◆ Arbeitsauftrag: Geben Sie aus dem Text zur Grundbuchbeschwerde den Abschnitt unverändert aus, dessen erste Worte „Mit ihrer Beschwerde“ enthalten und der mit „des Senats fortzuführen.“ schließt.

◆ Ausgewählter Text:
Mit ihrer Beschwerde vom 22./31.03.2016 rügen die Beteiligten, dass die Genehmigung des Vertragsschlusses eines vollmachtlosen Vertreters nicht der Befreiung des Hauptbevollmächtigen von den Beschränkungen des § 181 BGB bedürfe. Eine Umgehung des § 181 BGB sei bei der nachträglichen Genehmigung nicht zu befürchten, da dem Genehmigenden der beurkundete Vertrag in seine endgültigen Fassung vorliege und deshalb eingehend geprüft werden könne. Das vom Amtsgericht zitierte „Rennbahnurteil“ des BGH sei im vorliegenden Zusammenhang unergiebig.

Das Amtsgericht hat der Beschwerde nicht abgeholfen.

II.

Die Beschwerde der Beteiligten zu 1) und 2) ist gemäß §§ 11 Abs. 1 RPflG, 71 f. GBO zulässig und hat in der Sache Erfolg. Das Amtsgericht hat das Verfahren nach Maßgabe der nachfolgenden Ausführungen des Senats fortzuführen.

Prüfungsgegenstand des Beschwerdeverfahrens ist vorliegend die Zwischenverfügung vom 01.09.2015 in der Fassung vom 19.02.2016. Der Erlass einer Zwischenentscheidung steht im pflichtgemäßen Ermessen des Grundbuchamtes und kommt in Betracht um auf behebbare Hindernisse hinzuweisen, die der beantragten Eintragung entgegenstehen. Dabei hat die Zwischenverfügung die entgegenstehenden Eintragungshindernisse konkret zu bezeichnen und die Mittel zur Beseitigung der Hindernisse sämtlich aufzuzeigen. Für sie ist jedoch kein Raum, wenn nach Auffassung des Grundbuchamtes ein Mittel zur Behebung des aufgezeigten Hindernisses nicht zur Verfügung steht. In solchen Fällen hat das Grundbuchamt bei Ausübung pflichtgemäßen Ermessens vom Erlass einer Zwischenverfügung abzusehen und zur Beschleunigung des Verfahrens sogleich in der Sache über den gestellten Antrag zu entscheiden. So liegt der Fall hier: Nach Auffassung des Grundbuchamtes lag ein unbehebbarer Mangel bei der Vertretung der Beteiligten zu 2) vor, so dass eine sofortige Zurückweisung des Eintragungsantrages geboten gewesen wäre. Bei dieser Sachlage war die erlassene Zwischenverfügung ihrem Inhalt nach unzulässig und dementsprechend aufzuheben.

◆ Erfasste Angaben:
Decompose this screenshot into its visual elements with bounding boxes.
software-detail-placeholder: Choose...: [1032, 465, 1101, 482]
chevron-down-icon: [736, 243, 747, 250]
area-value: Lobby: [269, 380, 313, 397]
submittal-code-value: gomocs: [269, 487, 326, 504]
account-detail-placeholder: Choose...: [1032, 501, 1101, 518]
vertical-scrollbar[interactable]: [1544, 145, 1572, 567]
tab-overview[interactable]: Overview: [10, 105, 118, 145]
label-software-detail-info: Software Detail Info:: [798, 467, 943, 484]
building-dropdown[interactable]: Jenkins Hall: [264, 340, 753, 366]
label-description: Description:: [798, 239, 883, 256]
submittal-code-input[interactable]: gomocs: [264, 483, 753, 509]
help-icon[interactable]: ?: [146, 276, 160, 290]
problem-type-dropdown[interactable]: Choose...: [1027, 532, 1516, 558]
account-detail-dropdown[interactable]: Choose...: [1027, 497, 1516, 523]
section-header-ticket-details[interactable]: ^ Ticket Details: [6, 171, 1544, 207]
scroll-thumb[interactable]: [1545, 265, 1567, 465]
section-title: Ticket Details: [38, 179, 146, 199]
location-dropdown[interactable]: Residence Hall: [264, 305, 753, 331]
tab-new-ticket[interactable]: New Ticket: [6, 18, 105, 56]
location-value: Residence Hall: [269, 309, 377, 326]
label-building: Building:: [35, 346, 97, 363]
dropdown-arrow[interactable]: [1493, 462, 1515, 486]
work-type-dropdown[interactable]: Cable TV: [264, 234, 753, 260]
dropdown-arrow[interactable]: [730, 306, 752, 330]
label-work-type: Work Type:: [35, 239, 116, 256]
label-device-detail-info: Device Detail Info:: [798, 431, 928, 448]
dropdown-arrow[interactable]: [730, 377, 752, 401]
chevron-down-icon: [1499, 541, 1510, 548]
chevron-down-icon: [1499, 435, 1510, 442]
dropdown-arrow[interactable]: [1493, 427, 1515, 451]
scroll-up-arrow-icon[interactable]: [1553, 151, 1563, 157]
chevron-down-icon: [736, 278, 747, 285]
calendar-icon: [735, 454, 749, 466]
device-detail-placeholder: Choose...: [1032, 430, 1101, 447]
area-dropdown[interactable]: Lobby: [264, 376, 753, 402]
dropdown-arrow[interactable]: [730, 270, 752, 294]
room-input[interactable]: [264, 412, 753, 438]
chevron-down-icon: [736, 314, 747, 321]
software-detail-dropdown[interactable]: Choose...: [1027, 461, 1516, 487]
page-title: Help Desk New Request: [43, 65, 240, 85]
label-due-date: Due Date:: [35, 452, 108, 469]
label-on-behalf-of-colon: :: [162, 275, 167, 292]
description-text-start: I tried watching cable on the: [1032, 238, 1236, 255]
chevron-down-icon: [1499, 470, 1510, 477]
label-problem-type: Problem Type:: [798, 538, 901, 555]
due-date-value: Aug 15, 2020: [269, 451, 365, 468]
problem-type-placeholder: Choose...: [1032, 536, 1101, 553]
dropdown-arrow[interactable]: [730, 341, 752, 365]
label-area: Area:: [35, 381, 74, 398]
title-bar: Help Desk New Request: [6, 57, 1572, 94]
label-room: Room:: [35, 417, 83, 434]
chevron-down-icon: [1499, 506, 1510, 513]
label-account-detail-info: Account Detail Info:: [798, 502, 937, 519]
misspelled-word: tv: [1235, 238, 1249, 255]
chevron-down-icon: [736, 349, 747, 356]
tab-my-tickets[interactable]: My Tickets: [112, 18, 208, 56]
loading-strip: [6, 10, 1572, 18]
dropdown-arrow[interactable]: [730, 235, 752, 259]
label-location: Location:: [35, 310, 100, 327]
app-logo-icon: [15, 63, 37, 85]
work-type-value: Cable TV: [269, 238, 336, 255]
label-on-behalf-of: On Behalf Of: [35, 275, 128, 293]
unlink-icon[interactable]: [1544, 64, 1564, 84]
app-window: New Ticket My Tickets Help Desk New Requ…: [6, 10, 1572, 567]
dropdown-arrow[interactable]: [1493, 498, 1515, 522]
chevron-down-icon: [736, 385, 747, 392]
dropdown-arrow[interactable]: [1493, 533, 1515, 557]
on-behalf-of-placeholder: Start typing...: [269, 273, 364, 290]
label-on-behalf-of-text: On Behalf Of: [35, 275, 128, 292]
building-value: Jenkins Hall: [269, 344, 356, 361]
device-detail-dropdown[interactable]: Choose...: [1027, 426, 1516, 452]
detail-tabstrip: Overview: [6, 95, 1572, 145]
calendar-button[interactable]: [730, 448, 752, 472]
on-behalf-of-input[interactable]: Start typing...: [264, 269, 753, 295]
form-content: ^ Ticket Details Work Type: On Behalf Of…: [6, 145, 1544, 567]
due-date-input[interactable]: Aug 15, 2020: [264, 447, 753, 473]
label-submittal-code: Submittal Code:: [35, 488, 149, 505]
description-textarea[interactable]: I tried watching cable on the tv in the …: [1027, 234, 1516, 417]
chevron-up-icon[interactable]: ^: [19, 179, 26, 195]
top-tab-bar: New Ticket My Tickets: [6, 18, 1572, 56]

◆ Schriftliche Lösung:
Mit ihrer Beschwerde vom 22./31.03.2016 rügen die Beteiligten, dass die Genehmigung des Vertragsschlusses eines vollmachtlosen Vertreters nicht der Befreiung des Hauptbevollmächtigen von den Beschränkungen des § 181 BGB bedürfe. Eine Umgehung des § 181 BGB sei bei der nachträglichen Genehmigung nicht zu befürchten, da dem Genehmigenden der beurkundete Vertrag in seine endgültigen Fassung vorliege und deshalb eingehend geprüft werden könne. Das vom Amtsgericht zitierte „Rennbahnurteil“ des BGH sei im vorliegenden Zusammenhang unergiebig.

Das Amtsgericht hat der Beschwerde nicht abgeholfen.

II.

Die Beschwerde der Beteiligten zu 1) und 2) ist gemäß §§ 11 Abs. 1 RPflG, 71 f. GBO zulässig und hat in der Sache Erfolg. Das Amtsgericht hat das Verfahren nach Maßgabe der nachfolgenden Ausführungen des Senats fortzuführen.